• [Written task] Lift every line from the entries that includes the word "JSON".
## Start Data entries
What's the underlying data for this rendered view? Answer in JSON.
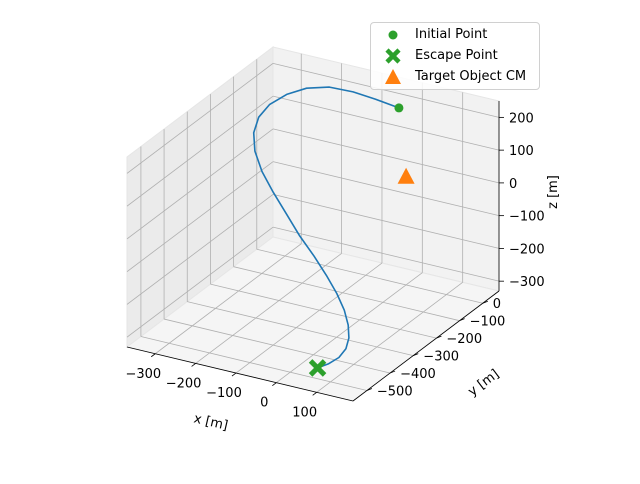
{
  "chart_data": {
    "type": "line3d",
    "title": "",
    "xlabel": "x [m]",
    "ylabel": "y [m]",
    "zlabel": "z [m]",
    "xlim": [
      -370,
      190
    ],
    "ylim": [
      -560,
      70
    ],
    "zlim": [
      -330,
      250
    ],
    "x_ticks": [
      -300,
      -200,
      -100,
      0,
      100
    ],
    "x_tick_labels": [
      "−300",
      "−200",
      "−100",
      "0",
      "100"
    ],
    "y_ticks": [
      -500,
      -400,
      -300,
      -200,
      -100,
      0
    ],
    "y_tick_labels": [
      "−500",
      "−400",
      "−300",
      "−200",
      "−100",
      "0"
    ],
    "z_ticks": [
      -300,
      -200,
      -100,
      0,
      100,
      200
    ],
    "z_tick_labels": [
      "−300",
      "−200",
      "−100",
      "0",
      "100",
      "200"
    ],
    "grid": true,
    "legend_position": "top-right",
    "series": [
      {
        "kind": "line",
        "color": "#1f77b4",
        "points": [
          [
            -35,
            30,
            184
          ],
          [
            -90,
            25,
            197
          ],
          [
            -140,
            15,
            210
          ],
          [
            -190,
            0,
            218
          ],
          [
            -235,
            -20,
            212
          ],
          [
            -270,
            -45,
            196
          ],
          [
            -295,
            -75,
            174
          ],
          [
            -305,
            -105,
            148
          ],
          [
            -300,
            -135,
            118
          ],
          [
            -280,
            -165,
            84
          ],
          [
            -245,
            -195,
            48
          ],
          [
            -200,
            -225,
            14
          ],
          [
            -150,
            -255,
            -22
          ],
          [
            -100,
            -285,
            -58
          ],
          [
            -50,
            -310,
            -92
          ],
          [
            -5,
            -335,
            -124
          ],
          [
            35,
            -360,
            -154
          ],
          [
            68,
            -385,
            -182
          ],
          [
            92,
            -410,
            -207
          ],
          [
            108,
            -435,
            -228
          ],
          [
            115,
            -460,
            -246
          ],
          [
            112,
            -485,
            -260
          ],
          [
            100,
            -510,
            -270
          ],
          [
            85,
            -530,
            -276
          ]
        ]
      },
      {
        "kind": "point",
        "name": "Initial Point",
        "color": "#2ca02c",
        "marker": "circle",
        "points": [
          [
            -35,
            30,
            184
          ]
        ]
      },
      {
        "kind": "point",
        "name": "Escape Point",
        "color": "#2ca02c",
        "marker": "x",
        "points": [
          [
            85,
            -530,
            -276
          ]
        ]
      },
      {
        "kind": "point",
        "name": "Target Object CM",
        "color": "#ff7f0e",
        "marker": "triangle",
        "points": [
          [
            0,
            0,
            0
          ]
        ]
      }
    ]
  }
}
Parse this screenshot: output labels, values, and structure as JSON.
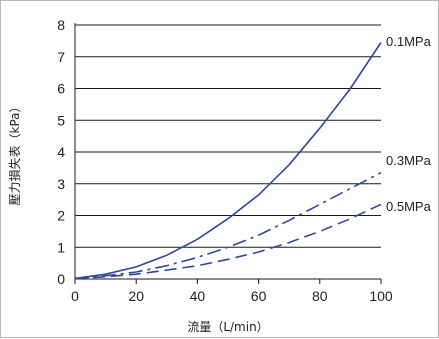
{
  "chart_data": {
    "type": "line",
    "title": "",
    "xlabel": "流量（L/min）",
    "ylabel": "壓力損失表（kPa）",
    "xlim": [
      0,
      100
    ],
    "ylim": [
      0,
      8
    ],
    "x_ticks": [
      0,
      20,
      40,
      60,
      80,
      100
    ],
    "y_ticks": [
      0,
      1,
      2,
      3,
      4,
      5,
      6,
      7,
      8
    ],
    "grid": "horizontal",
    "line_color": "#2f4a9c",
    "series": [
      {
        "name": "0.1MPa",
        "style": "solid",
        "x": [
          0,
          10,
          20,
          30,
          40,
          50,
          60,
          70,
          80,
          90,
          100
        ],
        "y": [
          0.02,
          0.15,
          0.38,
          0.75,
          1.25,
          1.9,
          2.65,
          3.6,
          4.75,
          6.0,
          7.45
        ]
      },
      {
        "name": "0.3MPa",
        "style": "dash-dot",
        "x": [
          0,
          10,
          20,
          30,
          40,
          50,
          60,
          70,
          80,
          90,
          100
        ],
        "y": [
          0.02,
          0.1,
          0.22,
          0.42,
          0.68,
          1.0,
          1.38,
          1.85,
          2.35,
          2.85,
          3.35
        ]
      },
      {
        "name": "0.5MPa",
        "style": "dashed",
        "x": [
          0,
          10,
          20,
          30,
          40,
          50,
          60,
          70,
          80,
          90,
          100
        ],
        "y": [
          0.02,
          0.07,
          0.15,
          0.28,
          0.42,
          0.62,
          0.85,
          1.15,
          1.5,
          1.9,
          2.35
        ]
      }
    ]
  }
}
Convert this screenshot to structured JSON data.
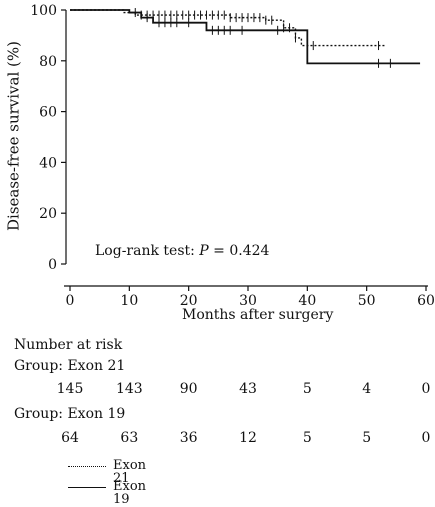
{
  "chart_data": {
    "type": "line",
    "subtype": "kaplan-meier",
    "xlabel": "Months after surgery",
    "ylabel": "Disease-free survival (%)",
    "xlim": [
      0,
      60
    ],
    "ylim": [
      0,
      100
    ],
    "xticks": [
      0,
      10,
      20,
      30,
      40,
      50,
      60
    ],
    "yticks": [
      0,
      20,
      40,
      60,
      80,
      100
    ],
    "grid": false,
    "annotation": "Log-rank test: P = 0.424",
    "series": [
      {
        "name": "Exon 21",
        "line_style": "dotted",
        "steps": [
          [
            0,
            100
          ],
          [
            9,
            99
          ],
          [
            11,
            98
          ],
          [
            27,
            97
          ],
          [
            33,
            96
          ],
          [
            36,
            93
          ],
          [
            38,
            89
          ],
          [
            39,
            86
          ],
          [
            53,
            86
          ]
        ],
        "censors": [
          12,
          13,
          14,
          15,
          16,
          17,
          18,
          19,
          20,
          21,
          22,
          23,
          24,
          25,
          26,
          27,
          28,
          29,
          30,
          31,
          32,
          33,
          34,
          36,
          37,
          38,
          41,
          52
        ]
      },
      {
        "name": "Exon 19",
        "line_style": "solid",
        "steps": [
          [
            0,
            100
          ],
          [
            10,
            99
          ],
          [
            12,
            97
          ],
          [
            14,
            95
          ],
          [
            23,
            92
          ],
          [
            32,
            92
          ],
          [
            40,
            79
          ],
          [
            59,
            79
          ]
        ],
        "censors": [
          11,
          13,
          15,
          16,
          17,
          18,
          20,
          24,
          25,
          26,
          27,
          29,
          35,
          52,
          54
        ]
      }
    ]
  },
  "risk_table": {
    "title": "Number at risk",
    "times": [
      0,
      10,
      20,
      30,
      40,
      50,
      60
    ],
    "groups": [
      {
        "label": "Group: Exon 21",
        "counts": [
          "145",
          "143",
          "90",
          "43",
          "5",
          "4",
          "0"
        ]
      },
      {
        "label": "Group: Exon 19",
        "counts": [
          "64",
          "63",
          "36",
          "12",
          "5",
          "5",
          "0"
        ]
      }
    ]
  },
  "legend": [
    {
      "label": "Exon 21",
      "line_style": "dotted"
    },
    {
      "label": "Exon 19",
      "line_style": "solid"
    }
  ],
  "colors": {
    "line": "#111111",
    "axis": "#111111",
    "background": "#ffffff"
  }
}
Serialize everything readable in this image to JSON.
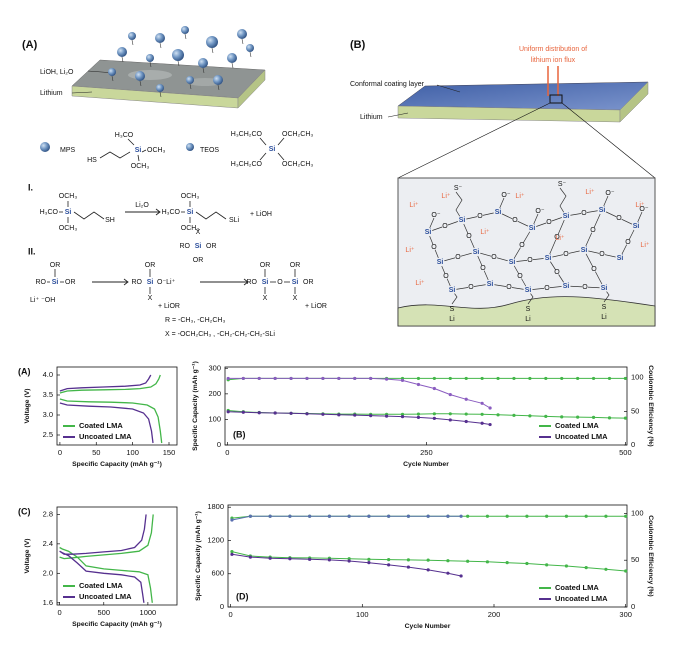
## End Data entries
• [Exercise solution]
What's the underlying data for this rendered view? Answer in JSON.
Parse this screenshot: output labels, values, and structure as JSON.
Convert this screenshot to structured JSON data.
Serialize everything readable in this image to JSON.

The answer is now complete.